WRITTEN TASK:
For the data below, report only the number of lines containing the string "Cité".

DATASET RECORDS:
——————————

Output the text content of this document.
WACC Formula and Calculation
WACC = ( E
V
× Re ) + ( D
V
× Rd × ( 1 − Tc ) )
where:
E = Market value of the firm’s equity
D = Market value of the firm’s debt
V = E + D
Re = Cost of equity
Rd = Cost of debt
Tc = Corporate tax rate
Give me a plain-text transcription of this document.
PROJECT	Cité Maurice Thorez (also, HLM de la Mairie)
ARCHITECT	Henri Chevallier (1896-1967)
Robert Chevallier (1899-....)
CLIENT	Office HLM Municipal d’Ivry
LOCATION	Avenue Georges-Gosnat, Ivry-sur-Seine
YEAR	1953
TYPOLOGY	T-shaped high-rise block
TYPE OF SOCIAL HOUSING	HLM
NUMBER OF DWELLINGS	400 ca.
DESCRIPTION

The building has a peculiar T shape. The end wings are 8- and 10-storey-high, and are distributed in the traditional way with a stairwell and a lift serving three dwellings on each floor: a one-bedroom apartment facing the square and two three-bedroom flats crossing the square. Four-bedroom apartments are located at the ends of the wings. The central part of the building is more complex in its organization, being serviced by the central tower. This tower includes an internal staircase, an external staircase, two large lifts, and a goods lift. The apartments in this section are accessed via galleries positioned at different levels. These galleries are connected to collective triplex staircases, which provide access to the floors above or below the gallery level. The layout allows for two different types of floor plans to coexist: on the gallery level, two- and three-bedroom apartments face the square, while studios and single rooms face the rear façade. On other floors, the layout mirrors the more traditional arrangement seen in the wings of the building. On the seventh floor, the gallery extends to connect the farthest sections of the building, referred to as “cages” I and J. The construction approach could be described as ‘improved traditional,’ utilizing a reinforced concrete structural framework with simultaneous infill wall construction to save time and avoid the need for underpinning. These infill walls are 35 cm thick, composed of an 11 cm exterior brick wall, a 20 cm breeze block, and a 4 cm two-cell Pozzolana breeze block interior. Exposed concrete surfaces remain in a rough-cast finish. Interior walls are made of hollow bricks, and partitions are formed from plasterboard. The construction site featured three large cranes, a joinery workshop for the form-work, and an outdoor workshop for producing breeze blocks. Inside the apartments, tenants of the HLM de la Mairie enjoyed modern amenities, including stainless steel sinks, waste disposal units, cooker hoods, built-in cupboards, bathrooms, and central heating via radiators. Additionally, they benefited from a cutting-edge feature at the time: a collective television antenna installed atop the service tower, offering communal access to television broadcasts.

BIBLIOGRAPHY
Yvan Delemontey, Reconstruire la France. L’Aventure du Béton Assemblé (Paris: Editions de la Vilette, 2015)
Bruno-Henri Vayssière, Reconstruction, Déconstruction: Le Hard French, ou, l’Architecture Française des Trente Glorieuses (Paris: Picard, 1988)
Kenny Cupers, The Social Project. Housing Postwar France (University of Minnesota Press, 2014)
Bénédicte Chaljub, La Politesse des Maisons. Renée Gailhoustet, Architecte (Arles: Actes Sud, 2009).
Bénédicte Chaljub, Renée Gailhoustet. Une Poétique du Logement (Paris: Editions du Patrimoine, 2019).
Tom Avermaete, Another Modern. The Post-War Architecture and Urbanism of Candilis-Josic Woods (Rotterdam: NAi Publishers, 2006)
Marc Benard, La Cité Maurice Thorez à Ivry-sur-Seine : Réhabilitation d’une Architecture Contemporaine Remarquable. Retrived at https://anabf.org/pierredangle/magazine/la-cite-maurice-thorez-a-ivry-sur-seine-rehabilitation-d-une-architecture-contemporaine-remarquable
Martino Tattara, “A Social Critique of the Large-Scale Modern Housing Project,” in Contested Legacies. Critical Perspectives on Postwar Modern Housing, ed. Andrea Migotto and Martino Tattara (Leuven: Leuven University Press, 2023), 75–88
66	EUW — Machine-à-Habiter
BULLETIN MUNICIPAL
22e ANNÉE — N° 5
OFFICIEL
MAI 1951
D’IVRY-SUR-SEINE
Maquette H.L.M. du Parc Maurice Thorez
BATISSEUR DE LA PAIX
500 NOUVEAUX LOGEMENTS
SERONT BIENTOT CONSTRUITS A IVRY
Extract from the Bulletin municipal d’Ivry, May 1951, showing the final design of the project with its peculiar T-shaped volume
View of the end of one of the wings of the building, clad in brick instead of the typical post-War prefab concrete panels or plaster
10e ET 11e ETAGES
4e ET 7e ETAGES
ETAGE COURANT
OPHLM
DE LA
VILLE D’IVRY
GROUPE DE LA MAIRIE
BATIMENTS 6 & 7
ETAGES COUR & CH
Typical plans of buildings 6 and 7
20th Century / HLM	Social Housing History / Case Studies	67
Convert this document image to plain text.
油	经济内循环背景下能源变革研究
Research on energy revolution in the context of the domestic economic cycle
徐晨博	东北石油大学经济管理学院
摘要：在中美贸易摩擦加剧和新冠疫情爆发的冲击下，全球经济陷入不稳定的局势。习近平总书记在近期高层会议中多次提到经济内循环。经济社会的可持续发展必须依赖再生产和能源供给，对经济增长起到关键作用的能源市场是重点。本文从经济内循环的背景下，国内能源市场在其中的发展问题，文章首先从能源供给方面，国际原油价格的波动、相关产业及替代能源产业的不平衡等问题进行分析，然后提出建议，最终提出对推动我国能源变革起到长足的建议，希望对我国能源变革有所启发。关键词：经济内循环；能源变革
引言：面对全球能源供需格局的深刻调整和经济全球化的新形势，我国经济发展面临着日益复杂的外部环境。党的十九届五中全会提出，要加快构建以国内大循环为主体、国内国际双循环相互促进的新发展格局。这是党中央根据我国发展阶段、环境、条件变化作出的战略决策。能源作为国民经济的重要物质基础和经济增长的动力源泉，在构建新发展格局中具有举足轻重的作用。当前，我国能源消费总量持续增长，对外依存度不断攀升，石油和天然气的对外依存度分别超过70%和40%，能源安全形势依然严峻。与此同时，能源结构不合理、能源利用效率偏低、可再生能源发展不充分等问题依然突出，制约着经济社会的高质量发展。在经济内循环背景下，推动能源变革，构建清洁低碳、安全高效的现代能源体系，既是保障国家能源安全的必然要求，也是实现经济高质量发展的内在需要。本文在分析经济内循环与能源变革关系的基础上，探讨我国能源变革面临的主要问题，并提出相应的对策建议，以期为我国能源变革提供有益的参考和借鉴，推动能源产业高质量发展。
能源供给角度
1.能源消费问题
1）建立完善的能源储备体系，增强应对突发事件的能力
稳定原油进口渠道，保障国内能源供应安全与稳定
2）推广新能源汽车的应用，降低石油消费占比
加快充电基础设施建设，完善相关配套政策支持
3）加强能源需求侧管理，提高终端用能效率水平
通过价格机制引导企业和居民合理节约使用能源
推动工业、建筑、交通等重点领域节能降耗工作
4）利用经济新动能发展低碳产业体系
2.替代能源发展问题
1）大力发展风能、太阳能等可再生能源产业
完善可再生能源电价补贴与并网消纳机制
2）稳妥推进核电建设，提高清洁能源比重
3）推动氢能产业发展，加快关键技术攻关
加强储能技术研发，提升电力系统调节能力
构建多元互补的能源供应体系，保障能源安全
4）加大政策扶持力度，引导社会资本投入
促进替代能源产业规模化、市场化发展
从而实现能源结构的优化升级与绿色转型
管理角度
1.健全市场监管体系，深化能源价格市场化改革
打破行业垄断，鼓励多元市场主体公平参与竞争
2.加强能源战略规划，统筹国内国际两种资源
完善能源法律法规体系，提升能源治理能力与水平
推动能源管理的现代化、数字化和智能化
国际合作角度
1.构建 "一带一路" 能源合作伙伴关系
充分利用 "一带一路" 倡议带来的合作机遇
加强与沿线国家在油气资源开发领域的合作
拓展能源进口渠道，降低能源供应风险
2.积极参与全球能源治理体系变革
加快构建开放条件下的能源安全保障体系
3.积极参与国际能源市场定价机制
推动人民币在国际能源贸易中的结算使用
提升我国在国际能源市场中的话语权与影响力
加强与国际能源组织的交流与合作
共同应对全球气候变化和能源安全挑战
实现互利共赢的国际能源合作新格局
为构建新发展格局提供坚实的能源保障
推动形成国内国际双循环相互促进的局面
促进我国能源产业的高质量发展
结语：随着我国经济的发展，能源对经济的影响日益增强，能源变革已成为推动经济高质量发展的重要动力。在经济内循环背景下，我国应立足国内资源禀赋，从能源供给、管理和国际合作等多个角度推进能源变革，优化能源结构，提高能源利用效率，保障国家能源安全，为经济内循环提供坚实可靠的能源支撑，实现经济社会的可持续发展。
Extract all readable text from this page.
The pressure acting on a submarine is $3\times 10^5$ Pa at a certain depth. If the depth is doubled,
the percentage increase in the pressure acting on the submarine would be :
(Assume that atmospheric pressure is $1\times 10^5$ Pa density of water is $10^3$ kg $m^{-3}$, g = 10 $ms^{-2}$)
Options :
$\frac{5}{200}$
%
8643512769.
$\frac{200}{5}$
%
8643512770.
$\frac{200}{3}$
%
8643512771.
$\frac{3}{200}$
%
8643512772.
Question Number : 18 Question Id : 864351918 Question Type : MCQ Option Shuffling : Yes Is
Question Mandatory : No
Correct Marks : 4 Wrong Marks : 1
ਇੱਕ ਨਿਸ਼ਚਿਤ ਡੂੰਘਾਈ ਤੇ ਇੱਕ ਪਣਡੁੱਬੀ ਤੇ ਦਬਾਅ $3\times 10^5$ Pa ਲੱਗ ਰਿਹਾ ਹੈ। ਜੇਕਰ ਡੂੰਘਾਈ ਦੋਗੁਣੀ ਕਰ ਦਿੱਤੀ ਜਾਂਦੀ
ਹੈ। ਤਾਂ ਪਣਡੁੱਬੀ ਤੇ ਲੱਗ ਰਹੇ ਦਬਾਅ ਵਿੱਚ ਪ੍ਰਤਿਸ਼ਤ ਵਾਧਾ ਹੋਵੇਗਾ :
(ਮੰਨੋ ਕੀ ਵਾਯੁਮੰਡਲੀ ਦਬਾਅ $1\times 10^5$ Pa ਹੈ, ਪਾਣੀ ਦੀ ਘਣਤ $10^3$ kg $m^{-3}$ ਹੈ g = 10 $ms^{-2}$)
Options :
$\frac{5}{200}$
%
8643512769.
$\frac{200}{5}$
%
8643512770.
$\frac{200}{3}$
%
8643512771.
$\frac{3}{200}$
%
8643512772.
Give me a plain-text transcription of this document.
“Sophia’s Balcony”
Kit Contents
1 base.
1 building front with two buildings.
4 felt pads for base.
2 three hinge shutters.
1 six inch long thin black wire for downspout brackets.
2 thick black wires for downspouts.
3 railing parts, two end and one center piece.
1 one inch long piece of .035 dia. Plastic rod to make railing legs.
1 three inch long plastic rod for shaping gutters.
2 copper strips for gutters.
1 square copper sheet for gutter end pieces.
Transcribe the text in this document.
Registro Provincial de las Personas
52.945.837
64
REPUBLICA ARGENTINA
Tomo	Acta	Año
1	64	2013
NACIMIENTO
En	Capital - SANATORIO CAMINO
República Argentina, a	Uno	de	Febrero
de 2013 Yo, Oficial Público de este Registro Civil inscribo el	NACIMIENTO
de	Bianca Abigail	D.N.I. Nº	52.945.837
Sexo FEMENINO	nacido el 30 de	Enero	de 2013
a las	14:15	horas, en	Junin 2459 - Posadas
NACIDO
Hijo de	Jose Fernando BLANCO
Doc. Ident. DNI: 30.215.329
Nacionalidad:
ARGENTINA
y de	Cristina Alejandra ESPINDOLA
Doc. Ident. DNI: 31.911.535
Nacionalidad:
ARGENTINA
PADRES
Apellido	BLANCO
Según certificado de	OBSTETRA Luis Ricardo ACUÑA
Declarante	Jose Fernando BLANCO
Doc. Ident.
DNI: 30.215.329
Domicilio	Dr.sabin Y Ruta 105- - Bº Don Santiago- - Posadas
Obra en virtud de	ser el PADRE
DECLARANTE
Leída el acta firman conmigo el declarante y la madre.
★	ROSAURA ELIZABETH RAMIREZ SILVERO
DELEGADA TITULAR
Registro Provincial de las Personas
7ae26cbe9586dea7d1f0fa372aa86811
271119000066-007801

——————————

RIGHT ANSWER:
2